▶ [Task details] Lift out all lines below that contain "this".

▶ [Input records]
________________

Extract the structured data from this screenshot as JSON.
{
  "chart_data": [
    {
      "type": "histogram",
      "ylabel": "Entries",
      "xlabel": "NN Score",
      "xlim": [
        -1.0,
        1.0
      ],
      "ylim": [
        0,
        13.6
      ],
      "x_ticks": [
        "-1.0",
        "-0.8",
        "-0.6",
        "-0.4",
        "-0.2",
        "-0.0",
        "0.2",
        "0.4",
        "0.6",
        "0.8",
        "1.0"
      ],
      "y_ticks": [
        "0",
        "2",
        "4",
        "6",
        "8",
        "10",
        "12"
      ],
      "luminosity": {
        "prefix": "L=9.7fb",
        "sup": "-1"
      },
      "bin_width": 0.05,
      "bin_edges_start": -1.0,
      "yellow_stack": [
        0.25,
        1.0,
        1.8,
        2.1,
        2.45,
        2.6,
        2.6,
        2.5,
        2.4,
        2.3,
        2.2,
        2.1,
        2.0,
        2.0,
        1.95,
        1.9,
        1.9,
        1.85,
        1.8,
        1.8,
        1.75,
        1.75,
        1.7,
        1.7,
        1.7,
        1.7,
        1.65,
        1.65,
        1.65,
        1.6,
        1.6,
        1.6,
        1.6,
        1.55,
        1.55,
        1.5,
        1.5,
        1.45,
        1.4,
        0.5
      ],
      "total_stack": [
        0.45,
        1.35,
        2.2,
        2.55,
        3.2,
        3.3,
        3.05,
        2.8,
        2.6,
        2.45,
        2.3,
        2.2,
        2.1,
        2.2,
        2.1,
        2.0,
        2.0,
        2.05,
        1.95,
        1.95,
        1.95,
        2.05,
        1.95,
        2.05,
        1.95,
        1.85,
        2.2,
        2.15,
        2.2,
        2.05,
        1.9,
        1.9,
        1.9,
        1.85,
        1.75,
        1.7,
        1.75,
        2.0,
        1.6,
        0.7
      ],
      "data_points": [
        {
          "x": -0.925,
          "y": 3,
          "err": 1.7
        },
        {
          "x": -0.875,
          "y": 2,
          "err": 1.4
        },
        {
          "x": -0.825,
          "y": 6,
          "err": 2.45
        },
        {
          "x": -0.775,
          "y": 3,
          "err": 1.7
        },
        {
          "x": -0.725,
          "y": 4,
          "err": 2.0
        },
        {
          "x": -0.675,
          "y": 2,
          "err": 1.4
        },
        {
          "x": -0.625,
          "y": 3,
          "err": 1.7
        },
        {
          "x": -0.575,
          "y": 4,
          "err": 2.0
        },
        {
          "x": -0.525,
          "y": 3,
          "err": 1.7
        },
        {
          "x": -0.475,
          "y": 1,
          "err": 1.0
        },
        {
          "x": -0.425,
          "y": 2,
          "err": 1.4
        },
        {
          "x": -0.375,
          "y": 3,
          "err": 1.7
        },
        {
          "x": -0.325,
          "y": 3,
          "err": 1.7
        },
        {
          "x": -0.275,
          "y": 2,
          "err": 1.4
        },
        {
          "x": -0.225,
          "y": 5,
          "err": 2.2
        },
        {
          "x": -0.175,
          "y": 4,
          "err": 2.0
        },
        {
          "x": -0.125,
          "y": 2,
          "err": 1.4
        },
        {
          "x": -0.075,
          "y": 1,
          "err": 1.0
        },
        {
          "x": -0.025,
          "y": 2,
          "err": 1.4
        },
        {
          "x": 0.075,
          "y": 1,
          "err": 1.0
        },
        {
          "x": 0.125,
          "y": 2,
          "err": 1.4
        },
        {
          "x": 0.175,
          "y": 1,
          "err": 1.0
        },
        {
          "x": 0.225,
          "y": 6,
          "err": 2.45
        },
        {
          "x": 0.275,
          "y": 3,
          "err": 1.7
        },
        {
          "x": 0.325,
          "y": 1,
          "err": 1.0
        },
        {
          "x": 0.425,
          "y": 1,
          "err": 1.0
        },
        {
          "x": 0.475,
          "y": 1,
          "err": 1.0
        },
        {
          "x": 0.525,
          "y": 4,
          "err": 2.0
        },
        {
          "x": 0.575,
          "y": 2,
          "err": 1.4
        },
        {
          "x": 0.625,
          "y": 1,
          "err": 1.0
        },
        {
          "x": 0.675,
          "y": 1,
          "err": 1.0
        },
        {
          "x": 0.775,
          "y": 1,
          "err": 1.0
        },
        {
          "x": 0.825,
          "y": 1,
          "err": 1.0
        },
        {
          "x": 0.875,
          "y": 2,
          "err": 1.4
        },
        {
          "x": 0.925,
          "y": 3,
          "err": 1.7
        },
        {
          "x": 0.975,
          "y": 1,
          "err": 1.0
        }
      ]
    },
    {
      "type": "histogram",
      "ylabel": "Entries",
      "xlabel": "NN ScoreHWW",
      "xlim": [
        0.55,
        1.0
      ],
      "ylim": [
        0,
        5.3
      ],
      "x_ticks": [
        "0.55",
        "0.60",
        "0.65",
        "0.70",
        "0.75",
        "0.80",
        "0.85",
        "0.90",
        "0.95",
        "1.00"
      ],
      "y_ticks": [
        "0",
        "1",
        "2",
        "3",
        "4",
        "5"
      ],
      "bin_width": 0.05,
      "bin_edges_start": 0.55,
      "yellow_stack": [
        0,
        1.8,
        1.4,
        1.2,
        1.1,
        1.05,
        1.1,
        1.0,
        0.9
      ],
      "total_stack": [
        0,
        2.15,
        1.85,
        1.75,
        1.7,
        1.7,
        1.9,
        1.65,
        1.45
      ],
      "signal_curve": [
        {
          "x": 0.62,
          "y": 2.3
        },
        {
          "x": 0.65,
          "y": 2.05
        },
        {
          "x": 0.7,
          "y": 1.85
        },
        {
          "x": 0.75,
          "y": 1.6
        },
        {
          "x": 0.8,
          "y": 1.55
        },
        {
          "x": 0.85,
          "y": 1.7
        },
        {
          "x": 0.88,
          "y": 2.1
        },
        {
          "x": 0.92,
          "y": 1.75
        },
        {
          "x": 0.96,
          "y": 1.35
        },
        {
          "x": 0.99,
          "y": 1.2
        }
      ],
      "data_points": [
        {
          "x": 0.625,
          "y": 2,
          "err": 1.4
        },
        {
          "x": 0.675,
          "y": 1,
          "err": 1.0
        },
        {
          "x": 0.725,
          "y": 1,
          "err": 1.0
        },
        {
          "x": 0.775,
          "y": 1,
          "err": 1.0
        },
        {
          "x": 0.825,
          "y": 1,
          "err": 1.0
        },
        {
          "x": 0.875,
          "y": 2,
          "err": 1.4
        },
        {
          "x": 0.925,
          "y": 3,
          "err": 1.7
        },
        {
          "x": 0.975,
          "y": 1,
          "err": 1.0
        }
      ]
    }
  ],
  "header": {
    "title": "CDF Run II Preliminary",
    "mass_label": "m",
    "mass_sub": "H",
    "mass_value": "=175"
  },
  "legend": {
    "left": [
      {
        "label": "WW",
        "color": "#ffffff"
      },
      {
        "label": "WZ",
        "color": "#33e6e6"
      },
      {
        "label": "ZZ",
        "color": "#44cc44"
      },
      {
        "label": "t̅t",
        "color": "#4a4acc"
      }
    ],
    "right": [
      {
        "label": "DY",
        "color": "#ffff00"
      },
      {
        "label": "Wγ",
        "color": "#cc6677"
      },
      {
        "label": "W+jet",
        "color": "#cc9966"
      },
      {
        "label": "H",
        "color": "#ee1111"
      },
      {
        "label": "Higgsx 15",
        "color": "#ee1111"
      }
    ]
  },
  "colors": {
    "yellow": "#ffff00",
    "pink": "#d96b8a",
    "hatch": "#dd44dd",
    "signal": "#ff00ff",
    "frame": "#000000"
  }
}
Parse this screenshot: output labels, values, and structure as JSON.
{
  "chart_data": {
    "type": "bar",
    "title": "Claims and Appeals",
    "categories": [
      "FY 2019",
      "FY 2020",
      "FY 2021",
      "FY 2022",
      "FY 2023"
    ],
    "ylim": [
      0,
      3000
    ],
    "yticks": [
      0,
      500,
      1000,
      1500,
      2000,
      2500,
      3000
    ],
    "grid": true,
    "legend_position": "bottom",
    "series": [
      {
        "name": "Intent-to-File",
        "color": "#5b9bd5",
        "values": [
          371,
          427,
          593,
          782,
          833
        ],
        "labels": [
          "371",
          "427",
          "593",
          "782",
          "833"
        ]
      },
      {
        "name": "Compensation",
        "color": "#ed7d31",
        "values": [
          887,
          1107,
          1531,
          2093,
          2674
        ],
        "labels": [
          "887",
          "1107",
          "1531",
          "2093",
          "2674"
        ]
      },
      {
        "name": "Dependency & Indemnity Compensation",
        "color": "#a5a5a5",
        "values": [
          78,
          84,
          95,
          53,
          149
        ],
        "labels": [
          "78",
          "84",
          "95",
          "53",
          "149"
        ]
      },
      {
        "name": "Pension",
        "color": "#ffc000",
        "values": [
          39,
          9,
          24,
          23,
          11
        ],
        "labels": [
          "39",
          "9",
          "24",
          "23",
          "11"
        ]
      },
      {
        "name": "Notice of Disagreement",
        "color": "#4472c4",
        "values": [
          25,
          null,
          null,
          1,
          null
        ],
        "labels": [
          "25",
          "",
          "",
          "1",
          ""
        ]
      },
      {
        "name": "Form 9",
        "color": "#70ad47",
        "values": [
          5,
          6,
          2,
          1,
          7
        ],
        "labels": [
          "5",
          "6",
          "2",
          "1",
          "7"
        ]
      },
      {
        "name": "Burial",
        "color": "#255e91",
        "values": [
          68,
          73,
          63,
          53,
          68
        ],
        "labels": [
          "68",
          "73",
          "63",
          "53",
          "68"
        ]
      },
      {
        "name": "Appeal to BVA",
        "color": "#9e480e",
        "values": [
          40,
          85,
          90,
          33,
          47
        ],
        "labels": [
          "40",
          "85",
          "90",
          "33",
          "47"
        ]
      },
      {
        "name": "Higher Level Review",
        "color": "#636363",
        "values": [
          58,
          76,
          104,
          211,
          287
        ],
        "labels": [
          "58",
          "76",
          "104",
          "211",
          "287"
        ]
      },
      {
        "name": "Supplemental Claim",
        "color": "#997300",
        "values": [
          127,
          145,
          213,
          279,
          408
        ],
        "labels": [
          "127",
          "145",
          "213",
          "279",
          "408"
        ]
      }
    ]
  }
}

________________

▶ [The result]
Extract the structured data from this screenshot as JSON.
Parse this screenshot: output labels, values, and structure as JSON.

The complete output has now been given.